• _WHAT YOU ARE ASKED TO DO_
Repeat every line below exactly, word for word.

• _GIVEN INFORMATION_
START

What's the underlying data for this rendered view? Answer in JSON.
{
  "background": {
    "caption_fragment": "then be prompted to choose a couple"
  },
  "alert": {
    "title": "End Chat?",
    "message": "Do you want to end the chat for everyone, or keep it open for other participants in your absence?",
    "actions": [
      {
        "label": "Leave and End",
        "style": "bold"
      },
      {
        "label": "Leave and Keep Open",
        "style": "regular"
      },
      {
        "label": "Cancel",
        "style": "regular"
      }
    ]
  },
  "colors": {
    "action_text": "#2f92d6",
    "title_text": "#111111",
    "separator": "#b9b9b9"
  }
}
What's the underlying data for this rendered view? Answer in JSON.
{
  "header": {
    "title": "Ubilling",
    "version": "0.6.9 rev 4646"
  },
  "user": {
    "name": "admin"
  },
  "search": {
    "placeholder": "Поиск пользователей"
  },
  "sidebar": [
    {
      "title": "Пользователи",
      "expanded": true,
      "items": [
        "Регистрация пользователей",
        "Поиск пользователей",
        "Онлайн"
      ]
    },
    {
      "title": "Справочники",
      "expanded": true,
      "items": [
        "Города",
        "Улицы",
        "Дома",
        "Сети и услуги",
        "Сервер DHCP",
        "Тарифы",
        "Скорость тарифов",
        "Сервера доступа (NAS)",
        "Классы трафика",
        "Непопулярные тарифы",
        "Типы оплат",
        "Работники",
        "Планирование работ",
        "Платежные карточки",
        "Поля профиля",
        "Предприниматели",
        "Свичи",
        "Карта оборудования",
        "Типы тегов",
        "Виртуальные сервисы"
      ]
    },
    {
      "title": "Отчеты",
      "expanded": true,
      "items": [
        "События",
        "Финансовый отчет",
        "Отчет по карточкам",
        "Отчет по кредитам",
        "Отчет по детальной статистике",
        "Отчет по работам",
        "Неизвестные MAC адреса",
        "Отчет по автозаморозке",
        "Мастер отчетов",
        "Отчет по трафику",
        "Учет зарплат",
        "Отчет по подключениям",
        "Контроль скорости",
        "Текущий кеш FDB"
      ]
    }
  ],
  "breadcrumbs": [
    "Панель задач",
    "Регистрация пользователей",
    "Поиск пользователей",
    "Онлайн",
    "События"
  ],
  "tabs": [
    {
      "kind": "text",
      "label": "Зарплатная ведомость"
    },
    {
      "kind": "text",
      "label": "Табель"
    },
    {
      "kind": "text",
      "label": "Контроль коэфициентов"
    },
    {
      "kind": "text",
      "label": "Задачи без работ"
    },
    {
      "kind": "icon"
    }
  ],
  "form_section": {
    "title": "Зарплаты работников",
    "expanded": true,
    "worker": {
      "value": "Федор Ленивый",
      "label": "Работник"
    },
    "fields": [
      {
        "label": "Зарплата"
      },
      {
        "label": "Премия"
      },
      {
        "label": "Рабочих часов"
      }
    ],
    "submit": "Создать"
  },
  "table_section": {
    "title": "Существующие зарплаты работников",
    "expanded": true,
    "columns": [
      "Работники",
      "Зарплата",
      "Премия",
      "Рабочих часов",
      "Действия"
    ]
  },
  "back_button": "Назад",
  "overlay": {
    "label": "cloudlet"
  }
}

END

• _FULL RESPONSE_
What's the underlying data for this rendered view? Answer in JSON.
{
  "background": {
    "caption_fragment": "then be prompted to choose a couple"
  },
  "alert": {
    "title": "End Chat?",
    "message": "Do you want to end the chat for everyone, or keep it open for other participants in your absence?",
    "actions": [
      {
        "label": "Leave and End",
        "style": "bold"
      },
      {
        "label": "Leave and Keep Open",
        "style": "regular"
      },
      {
        "label": "Cancel",
        "style": "regular"
      }
    ]
  },
  "colors": {
    "action_text": "#2f92d6",
    "title_text": "#111111",
    "separator": "#b9b9b9"
  }
}
What's the underlying data for this rendered view? Answer in JSON.
{
  "header": {
    "title": "Ubilling",
    "version": "0.6.9 rev 4646"
  },
  "user": {
    "name": "admin"
  },
  "search": {
    "placeholder": "Поиск пользователей"
  },
  "sidebar": [
    {
      "title": "Пользователи",
      "expanded": true,
      "items": [
        "Регистрация пользователей",
        "Поиск пользователей",
        "Онлайн"
      ]
    },
    {
      "title": "Справочники",
      "expanded": true,
      "items": [
        "Города",
        "Улицы",
        "Дома",
        "Сети и услуги",
        "Сервер DHCP",
        "Тарифы",
        "Скорость тарифов",
        "Сервера доступа (NAS)",
        "Классы трафика",
        "Непопулярные тарифы",
        "Типы оплат",
        "Работники",
        "Планирование работ",
        "Платежные карточки",
        "Поля профиля",
        "Предприниматели",
        "Свичи",
        "Карта оборудования",
        "Типы тегов",
        "Виртуальные сервисы"
      ]
    },
    {
      "title": "Отчеты",
      "expanded": true,
      "items": [
        "События",
        "Финансовый отчет",
        "Отчет по карточкам",
        "Отчет по кредитам",
        "Отчет по детальной статистике",
        "Отчет по работам",
        "Неизвестные MAC адреса",
        "Отчет по автозаморозке",
        "Мастер отчетов",
        "Отчет по трафику",
        "Учет зарплат",
        "Отчет по подключениям",
        "Контроль скорости",
        "Текущий кеш FDB"
      ]
    }
  ],
  "breadcrumbs": [
    "Панель задач",
    "Регистрация пользователей",
    "Поиск пользователей",
    "Онлайн",
    "События"
  ],
  "tabs": [
    {
      "kind": "text",
      "label": "Зарплатная ведомость"
    },
    {
      "kind": "text",
      "label": "Табель"
    },
    {
      "kind": "text",
      "label": "Контроль коэфициентов"
    },
    {
      "kind": "text",
      "label": "Задачи без работ"
    },
    {
      "kind": "icon"
    }
  ],
  "form_section": {
    "title": "Зарплаты работников",
    "expanded": true,
    "worker": {
      "value": "Федор Ленивый",
      "label": "Работник"
    },
    "fields": [
      {
        "label": "Зарплата"
      },
      {
        "label": "Премия"
      },
      {
        "label": "Рабочих часов"
      }
    ],
    "submit": "Создать"
  },
  "table_section": {
    "title": "Существующие зарплаты работников",
    "expanded": true,
    "columns": [
      "Работники",
      "Зарплата",
      "Премия",
      "Рабочих часов",
      "Действия"
    ]
  },
  "back_button": "Назад",
  "overlay": {
    "label": "cloudlet"
  }
}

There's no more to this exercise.